◆ Dataset entries:
-*-*-

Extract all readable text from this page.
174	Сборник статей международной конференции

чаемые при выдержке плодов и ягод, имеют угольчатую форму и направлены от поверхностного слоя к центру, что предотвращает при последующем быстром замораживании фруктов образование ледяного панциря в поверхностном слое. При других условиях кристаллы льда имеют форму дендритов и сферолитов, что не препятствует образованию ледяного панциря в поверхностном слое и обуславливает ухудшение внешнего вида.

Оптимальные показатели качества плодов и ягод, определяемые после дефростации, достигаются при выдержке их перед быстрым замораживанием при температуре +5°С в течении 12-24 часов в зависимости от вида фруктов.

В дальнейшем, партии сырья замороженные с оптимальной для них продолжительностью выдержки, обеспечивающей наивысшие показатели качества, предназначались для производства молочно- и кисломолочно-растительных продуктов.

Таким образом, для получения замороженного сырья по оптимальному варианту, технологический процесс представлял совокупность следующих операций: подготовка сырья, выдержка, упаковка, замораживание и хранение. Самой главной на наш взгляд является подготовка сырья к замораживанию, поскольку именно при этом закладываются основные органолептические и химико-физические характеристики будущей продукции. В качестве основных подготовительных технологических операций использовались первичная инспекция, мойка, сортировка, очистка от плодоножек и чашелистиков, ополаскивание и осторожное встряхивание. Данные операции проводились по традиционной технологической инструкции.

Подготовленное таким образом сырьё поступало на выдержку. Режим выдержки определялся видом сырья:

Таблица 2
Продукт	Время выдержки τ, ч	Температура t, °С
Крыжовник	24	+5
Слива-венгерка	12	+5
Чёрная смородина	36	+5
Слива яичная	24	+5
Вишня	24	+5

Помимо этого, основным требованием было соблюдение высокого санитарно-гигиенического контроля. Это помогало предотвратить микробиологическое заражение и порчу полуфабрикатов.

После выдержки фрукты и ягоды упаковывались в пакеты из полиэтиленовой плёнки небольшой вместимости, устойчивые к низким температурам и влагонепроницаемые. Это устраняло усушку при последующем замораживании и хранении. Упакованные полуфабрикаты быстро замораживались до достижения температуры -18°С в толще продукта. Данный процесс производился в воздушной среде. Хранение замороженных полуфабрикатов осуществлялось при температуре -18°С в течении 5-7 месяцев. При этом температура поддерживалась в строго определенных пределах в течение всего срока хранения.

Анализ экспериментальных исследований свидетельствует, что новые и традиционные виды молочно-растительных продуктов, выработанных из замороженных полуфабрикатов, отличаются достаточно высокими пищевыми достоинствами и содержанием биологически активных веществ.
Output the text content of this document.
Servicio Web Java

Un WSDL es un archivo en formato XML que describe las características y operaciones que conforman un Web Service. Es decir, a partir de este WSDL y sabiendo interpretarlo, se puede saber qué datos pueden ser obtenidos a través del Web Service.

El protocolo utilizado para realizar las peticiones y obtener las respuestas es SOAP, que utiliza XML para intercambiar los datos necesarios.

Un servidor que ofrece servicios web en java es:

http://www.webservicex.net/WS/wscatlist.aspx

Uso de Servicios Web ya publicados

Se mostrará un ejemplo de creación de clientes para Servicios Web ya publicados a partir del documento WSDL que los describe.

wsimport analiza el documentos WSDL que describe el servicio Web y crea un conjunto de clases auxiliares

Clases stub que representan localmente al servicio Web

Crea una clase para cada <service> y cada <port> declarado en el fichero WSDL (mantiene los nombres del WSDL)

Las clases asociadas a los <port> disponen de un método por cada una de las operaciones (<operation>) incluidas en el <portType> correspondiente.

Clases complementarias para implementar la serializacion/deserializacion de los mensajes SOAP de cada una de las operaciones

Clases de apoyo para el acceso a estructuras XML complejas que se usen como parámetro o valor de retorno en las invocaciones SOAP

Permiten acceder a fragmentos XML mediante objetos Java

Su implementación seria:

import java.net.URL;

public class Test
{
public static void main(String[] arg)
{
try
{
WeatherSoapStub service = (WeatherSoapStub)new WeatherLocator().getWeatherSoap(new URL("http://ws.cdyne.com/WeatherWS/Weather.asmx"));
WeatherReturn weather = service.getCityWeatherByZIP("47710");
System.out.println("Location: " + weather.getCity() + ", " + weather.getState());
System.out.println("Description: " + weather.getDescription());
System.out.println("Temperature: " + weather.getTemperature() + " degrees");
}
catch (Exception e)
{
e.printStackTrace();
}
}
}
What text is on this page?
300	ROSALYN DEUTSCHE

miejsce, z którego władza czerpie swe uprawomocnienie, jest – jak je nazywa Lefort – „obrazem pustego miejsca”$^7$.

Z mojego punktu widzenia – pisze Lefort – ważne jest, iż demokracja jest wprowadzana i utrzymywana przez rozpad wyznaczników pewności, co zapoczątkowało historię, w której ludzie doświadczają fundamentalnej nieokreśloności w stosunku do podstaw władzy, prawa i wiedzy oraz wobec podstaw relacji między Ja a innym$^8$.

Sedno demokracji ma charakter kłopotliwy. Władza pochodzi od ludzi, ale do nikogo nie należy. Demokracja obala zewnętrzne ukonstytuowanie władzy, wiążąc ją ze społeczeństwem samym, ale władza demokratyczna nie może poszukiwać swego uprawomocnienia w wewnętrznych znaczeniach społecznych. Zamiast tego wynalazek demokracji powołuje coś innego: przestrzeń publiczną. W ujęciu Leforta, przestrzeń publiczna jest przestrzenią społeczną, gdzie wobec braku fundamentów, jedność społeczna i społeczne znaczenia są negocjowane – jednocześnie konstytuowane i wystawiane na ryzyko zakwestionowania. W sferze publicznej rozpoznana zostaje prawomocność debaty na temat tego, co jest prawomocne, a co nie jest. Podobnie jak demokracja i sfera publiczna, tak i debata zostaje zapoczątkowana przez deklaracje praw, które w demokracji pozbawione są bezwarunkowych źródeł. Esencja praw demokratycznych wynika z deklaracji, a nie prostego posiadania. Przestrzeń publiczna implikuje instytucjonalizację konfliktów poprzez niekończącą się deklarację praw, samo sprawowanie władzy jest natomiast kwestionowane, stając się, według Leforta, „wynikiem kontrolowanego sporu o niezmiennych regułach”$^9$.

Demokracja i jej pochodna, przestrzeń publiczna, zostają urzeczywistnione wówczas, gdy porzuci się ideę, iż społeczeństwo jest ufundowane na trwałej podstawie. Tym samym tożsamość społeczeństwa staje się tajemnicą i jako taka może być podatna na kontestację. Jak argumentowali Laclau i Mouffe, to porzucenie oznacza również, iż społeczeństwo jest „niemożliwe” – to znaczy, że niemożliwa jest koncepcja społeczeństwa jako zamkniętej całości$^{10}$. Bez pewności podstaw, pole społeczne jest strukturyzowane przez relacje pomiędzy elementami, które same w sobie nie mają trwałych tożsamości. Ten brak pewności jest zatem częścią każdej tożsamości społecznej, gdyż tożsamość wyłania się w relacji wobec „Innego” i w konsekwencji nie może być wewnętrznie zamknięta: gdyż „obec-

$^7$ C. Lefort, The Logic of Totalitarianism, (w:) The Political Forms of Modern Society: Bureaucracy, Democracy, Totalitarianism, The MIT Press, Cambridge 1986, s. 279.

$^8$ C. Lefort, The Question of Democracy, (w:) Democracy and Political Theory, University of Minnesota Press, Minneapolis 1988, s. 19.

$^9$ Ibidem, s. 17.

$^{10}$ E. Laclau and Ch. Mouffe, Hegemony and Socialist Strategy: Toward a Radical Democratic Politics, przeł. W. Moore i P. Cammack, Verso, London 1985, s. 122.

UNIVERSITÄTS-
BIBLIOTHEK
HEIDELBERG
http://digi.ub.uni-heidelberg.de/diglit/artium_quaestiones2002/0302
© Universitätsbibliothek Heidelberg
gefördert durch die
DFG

-*-*-

◆ Problem requirements:
Lines of the material that contain the word "System" are to be gathered.

◆ Reply:
System.out.println("Location: " + weather.getCity() + ", " + weather.getState());
System.out.println("Description: " + weather.getDescription());
System.out.println("Temperature: " + weather.getTemperature() + " degrees");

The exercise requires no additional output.